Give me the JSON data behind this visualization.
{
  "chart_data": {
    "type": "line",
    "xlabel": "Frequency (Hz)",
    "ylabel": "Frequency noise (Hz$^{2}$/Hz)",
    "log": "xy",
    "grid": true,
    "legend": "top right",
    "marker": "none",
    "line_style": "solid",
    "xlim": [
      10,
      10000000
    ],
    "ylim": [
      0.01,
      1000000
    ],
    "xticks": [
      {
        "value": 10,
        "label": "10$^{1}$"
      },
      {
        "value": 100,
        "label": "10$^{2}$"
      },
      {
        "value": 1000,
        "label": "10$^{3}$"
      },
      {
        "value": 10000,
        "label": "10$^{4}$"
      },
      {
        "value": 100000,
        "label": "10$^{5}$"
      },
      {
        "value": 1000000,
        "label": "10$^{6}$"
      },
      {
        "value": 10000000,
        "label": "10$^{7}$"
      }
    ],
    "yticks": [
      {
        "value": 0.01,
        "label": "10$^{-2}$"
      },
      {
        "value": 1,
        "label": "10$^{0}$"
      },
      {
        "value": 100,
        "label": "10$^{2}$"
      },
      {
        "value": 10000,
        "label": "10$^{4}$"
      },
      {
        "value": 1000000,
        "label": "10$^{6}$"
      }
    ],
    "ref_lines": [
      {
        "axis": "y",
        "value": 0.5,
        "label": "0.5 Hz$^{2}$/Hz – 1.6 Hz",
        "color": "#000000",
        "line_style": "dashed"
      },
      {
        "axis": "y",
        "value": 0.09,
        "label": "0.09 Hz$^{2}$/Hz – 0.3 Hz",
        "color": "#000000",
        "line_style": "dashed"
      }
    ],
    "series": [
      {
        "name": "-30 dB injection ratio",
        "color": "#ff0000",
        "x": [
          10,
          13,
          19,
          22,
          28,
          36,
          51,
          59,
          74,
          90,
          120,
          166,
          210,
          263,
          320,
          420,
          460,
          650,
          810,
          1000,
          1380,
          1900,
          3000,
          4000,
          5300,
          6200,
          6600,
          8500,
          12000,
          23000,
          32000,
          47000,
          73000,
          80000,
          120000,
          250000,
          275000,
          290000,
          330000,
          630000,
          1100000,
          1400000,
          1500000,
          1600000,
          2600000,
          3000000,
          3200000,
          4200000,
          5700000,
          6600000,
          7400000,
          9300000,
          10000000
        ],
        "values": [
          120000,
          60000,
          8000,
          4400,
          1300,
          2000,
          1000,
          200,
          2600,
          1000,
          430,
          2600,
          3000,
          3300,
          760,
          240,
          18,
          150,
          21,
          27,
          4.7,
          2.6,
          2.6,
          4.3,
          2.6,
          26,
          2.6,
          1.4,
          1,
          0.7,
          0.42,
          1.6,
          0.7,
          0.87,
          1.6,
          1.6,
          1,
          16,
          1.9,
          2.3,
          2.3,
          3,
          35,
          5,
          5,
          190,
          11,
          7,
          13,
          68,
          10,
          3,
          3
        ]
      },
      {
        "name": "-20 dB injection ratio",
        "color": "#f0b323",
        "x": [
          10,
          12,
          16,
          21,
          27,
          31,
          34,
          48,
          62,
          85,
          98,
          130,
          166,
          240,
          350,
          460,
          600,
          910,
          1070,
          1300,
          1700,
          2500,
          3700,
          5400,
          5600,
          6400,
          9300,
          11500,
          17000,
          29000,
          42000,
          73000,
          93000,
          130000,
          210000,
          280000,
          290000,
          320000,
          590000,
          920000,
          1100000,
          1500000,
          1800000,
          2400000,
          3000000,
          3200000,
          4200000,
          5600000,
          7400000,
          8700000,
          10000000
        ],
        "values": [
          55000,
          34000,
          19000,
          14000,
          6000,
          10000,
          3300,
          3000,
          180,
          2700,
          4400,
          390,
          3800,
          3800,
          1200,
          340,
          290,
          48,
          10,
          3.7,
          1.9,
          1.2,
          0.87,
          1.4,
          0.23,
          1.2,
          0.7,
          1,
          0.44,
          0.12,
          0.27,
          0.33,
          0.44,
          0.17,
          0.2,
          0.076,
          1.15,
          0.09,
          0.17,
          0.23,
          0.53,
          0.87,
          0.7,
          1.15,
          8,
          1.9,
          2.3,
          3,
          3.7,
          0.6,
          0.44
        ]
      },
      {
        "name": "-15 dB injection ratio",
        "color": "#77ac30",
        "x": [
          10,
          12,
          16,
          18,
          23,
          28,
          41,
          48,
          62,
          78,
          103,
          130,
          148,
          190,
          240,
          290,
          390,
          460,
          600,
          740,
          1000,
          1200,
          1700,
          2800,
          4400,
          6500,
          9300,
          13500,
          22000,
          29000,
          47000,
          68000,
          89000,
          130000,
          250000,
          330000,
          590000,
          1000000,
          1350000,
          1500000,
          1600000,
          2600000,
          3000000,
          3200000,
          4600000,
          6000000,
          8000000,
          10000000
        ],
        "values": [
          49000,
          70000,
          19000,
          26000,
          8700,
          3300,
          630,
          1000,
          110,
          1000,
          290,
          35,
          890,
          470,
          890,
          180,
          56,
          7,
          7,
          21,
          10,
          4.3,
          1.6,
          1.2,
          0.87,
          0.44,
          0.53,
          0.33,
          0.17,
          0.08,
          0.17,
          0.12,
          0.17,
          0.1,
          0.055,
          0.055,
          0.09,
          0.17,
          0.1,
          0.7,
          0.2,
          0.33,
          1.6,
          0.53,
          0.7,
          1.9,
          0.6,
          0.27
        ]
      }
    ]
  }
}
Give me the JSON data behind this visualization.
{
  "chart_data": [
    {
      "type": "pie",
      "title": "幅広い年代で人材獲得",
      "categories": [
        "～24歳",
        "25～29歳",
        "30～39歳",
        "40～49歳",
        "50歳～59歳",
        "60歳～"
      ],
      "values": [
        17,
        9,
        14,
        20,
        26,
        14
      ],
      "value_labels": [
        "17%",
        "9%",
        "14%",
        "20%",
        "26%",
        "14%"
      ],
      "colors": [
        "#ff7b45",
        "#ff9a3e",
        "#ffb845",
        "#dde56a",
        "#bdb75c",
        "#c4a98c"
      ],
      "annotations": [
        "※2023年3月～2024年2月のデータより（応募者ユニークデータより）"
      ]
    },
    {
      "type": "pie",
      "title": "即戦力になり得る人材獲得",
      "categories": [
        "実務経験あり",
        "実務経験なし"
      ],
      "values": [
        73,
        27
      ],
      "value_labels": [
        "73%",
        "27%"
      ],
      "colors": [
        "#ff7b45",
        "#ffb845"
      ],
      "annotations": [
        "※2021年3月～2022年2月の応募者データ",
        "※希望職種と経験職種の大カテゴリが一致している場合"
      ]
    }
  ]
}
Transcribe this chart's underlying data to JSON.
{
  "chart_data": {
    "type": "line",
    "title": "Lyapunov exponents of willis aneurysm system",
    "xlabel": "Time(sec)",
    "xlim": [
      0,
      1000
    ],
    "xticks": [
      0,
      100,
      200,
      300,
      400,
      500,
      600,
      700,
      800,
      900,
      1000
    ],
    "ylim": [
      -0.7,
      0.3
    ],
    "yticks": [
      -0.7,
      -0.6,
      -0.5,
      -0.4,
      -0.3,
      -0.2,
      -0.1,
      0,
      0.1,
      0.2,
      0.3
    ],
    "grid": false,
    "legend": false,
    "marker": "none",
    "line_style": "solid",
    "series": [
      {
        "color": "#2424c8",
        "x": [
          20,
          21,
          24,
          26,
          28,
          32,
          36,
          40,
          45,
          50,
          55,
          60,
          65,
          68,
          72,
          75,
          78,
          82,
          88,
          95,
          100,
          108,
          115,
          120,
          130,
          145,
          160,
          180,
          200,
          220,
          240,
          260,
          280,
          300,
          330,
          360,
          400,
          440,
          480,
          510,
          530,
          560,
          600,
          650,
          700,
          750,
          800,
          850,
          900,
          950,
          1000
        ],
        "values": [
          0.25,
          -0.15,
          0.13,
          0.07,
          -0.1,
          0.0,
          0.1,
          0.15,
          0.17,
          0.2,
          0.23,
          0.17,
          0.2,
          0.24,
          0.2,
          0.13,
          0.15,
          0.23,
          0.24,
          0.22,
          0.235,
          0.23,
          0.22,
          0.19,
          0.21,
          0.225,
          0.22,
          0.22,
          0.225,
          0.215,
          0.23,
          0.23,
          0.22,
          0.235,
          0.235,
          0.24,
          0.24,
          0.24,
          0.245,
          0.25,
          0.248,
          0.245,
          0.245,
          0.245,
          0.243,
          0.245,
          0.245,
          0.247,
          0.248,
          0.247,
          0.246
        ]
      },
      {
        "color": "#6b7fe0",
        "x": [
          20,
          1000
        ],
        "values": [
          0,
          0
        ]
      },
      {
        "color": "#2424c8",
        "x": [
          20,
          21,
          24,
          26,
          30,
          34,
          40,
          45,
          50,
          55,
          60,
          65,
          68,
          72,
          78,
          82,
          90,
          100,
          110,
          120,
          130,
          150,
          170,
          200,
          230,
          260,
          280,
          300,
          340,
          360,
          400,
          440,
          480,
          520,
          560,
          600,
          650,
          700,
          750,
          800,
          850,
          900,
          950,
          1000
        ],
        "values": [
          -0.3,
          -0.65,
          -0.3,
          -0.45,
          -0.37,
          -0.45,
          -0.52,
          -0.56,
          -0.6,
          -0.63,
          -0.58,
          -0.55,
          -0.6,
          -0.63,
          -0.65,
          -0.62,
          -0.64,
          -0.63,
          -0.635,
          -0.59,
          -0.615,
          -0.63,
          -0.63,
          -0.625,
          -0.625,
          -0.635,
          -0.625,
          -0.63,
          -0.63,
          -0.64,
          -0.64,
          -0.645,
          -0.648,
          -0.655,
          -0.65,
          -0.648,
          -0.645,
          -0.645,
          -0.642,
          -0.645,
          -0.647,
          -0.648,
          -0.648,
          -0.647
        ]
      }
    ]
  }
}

================

Short problem » Copy every line that contains the string "xlabel".

Result below »
    "xlabel": "Frequency (Hz)",
    "xlabel": "Time(sec)",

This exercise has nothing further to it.